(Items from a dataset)
════════════════════

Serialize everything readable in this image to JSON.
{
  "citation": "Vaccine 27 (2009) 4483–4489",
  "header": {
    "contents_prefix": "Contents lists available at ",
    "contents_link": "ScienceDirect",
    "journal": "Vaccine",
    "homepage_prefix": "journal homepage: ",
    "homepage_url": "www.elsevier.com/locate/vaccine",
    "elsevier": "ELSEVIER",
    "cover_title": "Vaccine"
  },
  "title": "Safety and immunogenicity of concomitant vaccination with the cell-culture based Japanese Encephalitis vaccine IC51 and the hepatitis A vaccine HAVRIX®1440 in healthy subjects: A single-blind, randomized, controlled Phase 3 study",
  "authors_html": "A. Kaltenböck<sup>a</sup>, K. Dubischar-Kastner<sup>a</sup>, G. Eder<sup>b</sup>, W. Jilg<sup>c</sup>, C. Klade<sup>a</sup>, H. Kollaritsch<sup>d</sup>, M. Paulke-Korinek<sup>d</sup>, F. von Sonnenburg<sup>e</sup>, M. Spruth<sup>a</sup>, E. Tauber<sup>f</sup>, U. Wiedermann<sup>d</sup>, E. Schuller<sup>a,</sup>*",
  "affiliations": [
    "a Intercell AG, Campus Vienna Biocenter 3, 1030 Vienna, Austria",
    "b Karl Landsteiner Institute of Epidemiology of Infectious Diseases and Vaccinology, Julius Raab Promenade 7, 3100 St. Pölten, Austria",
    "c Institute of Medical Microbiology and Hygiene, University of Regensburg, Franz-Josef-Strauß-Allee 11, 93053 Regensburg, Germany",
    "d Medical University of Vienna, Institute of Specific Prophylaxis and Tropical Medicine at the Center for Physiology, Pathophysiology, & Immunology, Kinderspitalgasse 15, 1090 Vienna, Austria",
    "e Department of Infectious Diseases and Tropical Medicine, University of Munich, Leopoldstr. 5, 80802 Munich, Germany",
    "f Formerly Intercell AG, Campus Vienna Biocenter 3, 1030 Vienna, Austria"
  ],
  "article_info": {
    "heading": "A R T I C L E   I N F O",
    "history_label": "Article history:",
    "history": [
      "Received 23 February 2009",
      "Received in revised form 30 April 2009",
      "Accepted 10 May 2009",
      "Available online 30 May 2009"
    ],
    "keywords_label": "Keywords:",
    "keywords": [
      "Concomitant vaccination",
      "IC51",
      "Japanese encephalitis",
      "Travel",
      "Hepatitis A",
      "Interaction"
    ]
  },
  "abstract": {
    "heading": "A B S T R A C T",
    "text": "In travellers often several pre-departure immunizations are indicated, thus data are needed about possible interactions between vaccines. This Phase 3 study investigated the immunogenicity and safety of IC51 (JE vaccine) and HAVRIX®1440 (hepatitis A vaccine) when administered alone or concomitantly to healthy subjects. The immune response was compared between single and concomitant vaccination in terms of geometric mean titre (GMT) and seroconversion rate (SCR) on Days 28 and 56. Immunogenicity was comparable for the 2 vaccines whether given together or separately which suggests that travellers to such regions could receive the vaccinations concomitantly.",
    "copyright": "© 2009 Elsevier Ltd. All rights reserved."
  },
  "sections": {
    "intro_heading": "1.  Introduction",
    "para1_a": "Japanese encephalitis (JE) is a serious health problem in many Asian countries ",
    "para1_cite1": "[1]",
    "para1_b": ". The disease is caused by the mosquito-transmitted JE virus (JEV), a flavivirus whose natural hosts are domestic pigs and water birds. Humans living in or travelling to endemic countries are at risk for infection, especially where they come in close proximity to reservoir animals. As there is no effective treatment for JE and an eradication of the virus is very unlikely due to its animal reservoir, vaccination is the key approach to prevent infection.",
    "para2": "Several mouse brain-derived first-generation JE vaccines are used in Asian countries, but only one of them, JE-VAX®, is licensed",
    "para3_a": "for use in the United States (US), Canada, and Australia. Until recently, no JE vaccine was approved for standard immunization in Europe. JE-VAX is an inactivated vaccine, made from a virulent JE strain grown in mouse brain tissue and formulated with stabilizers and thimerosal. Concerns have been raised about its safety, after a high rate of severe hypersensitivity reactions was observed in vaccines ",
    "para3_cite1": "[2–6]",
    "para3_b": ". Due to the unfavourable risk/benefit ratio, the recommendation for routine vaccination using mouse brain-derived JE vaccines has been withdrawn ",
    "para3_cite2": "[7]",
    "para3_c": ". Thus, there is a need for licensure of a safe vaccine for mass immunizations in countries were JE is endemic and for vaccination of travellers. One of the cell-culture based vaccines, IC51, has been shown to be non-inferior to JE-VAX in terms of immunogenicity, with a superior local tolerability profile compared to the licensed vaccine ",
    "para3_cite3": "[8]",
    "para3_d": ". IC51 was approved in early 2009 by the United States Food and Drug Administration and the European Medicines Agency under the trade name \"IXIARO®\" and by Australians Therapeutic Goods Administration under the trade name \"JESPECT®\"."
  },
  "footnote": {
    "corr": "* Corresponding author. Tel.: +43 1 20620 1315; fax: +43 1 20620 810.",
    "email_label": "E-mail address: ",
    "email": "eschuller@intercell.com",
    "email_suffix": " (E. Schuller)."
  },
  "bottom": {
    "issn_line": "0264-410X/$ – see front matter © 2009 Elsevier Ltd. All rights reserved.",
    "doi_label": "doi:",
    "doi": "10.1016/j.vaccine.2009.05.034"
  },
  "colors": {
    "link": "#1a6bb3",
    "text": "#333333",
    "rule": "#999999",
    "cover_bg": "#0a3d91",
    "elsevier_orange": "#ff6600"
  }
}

════════════════════

* _Aim of the task_
Retype each line above with no alterations.

* _Solution for this exercise_
Serialize everything readable in this image to JSON.
{
  "citation": "Vaccine 27 (2009) 4483–4489",
  "header": {
    "contents_prefix": "Contents lists available at ",
    "contents_link": "ScienceDirect",
    "journal": "Vaccine",
    "homepage_prefix": "journal homepage: ",
    "homepage_url": "www.elsevier.com/locate/vaccine",
    "elsevier": "ELSEVIER",
    "cover_title": "Vaccine"
  },
  "title": "Safety and immunogenicity of concomitant vaccination with the cell-culture based Japanese Encephalitis vaccine IC51 and the hepatitis A vaccine HAVRIX®1440 in healthy subjects: A single-blind, randomized, controlled Phase 3 study",
  "authors_html": "A. Kaltenböck<sup>a</sup>, K. Dubischar-Kastner<sup>a</sup>, G. Eder<sup>b</sup>, W. Jilg<sup>c</sup>, C. Klade<sup>a</sup>, H. Kollaritsch<sup>d</sup>, M. Paulke-Korinek<sup>d</sup>, F. von Sonnenburg<sup>e</sup>, M. Spruth<sup>a</sup>, E. Tauber<sup>f</sup>, U. Wiedermann<sup>d</sup>, E. Schuller<sup>a,</sup>*",
  "affiliations": [
    "a Intercell AG, Campus Vienna Biocenter 3, 1030 Vienna, Austria",
    "b Karl Landsteiner Institute of Epidemiology of Infectious Diseases and Vaccinology, Julius Raab Promenade 7, 3100 St. Pölten, Austria",
    "c Institute of Medical Microbiology and Hygiene, University of Regensburg, Franz-Josef-Strauß-Allee 11, 93053 Regensburg, Germany",
    "d Medical University of Vienna, Institute of Specific Prophylaxis and Tropical Medicine at the Center for Physiology, Pathophysiology, & Immunology, Kinderspitalgasse 15, 1090 Vienna, Austria",
    "e Department of Infectious Diseases and Tropical Medicine, University of Munich, Leopoldstr. 5, 80802 Munich, Germany",
    "f Formerly Intercell AG, Campus Vienna Biocenter 3, 1030 Vienna, Austria"
  ],
  "article_info": {
    "heading": "A R T I C L E   I N F O",
    "history_label": "Article history:",
    "history": [
      "Received 23 February 2009",
      "Received in revised form 30 April 2009",
      "Accepted 10 May 2009",
      "Available online 30 May 2009"
    ],
    "keywords_label": "Keywords:",
    "keywords": [
      "Concomitant vaccination",
      "IC51",
      "Japanese encephalitis",
      "Travel",
      "Hepatitis A",
      "Interaction"
    ]
  },
  "abstract": {
    "heading": "A B S T R A C T",
    "text": "In travellers often several pre-departure immunizations are indicated, thus data are needed about possible interactions between vaccines. This Phase 3 study investigated the immunogenicity and safety of IC51 (JE vaccine) and HAVRIX®1440 (hepatitis A vaccine) when administered alone or concomitantly to healthy subjects. The immune response was compared between single and concomitant vaccination in terms of geometric mean titre (GMT) and seroconversion rate (SCR) on Days 28 and 56. Immunogenicity was comparable for the 2 vaccines whether given together or separately which suggests that travellers to such regions could receive the vaccinations concomitantly.",
    "copyright": "© 2009 Elsevier Ltd. All rights reserved."
  },
  "sections": {
    "intro_heading": "1.  Introduction",
    "para1_a": "Japanese encephalitis (JE) is a serious health problem in many Asian countries ",
    "para1_cite1": "[1]",
    "para1_b": ". The disease is caused by the mosquito-transmitted JE virus (JEV), a flavivirus whose natural hosts are domestic pigs and water birds. Humans living in or travelling to endemic countries are at risk for infection, especially where they come in close proximity to reservoir animals. As there is no effective treatment for JE and an eradication of the virus is very unlikely due to its animal reservoir, vaccination is the key approach to prevent infection.",
    "para2": "Several mouse brain-derived first-generation JE vaccines are used in Asian countries, but only one of them, JE-VAX®, is licensed",
    "para3_a": "for use in the United States (US), Canada, and Australia. Until recently, no JE vaccine was approved for standard immunization in Europe. JE-VAX is an inactivated vaccine, made from a virulent JE strain grown in mouse brain tissue and formulated with stabilizers and thimerosal. Concerns have been raised about its safety, after a high rate of severe hypersensitivity reactions was observed in vaccines ",
    "para3_cite1": "[2–6]",
    "para3_b": ". Due to the unfavourable risk/benefit ratio, the recommendation for routine vaccination using mouse brain-derived JE vaccines has been withdrawn ",
    "para3_cite2": "[7]",
    "para3_c": ". Thus, there is a need for licensure of a safe vaccine for mass immunizations in countries were JE is endemic and for vaccination of travellers. One of the cell-culture based vaccines, IC51, has been shown to be non-inferior to JE-VAX in terms of immunogenicity, with a superior local tolerability profile compared to the licensed vaccine ",
    "para3_cite3": "[8]",
    "para3_d": ". IC51 was approved in early 2009 by the United States Food and Drug Administration and the European Medicines Agency under the trade name \"IXIARO®\" and by Australians Therapeutic Goods Administration under the trade name \"JESPECT®\"."
  },
  "footnote": {
    "corr": "* Corresponding author. Tel.: +43 1 20620 1315; fax: +43 1 20620 810.",
    "email_label": "E-mail address: ",
    "email": "eschuller@intercell.com",
    "email_suffix": " (E. Schuller)."
  },
  "bottom": {
    "issn_line": "0264-410X/$ – see front matter © 2009 Elsevier Ltd. All rights reserved.",
    "doi_label": "doi:",
    "doi": "10.1016/j.vaccine.2009.05.034"
  },
  "colors": {
    "link": "#1a6bb3",
    "text": "#333333",
    "rule": "#999999",
    "cover_bg": "#0a3d91",
    "elsevier_orange": "#ff6600"
  }
}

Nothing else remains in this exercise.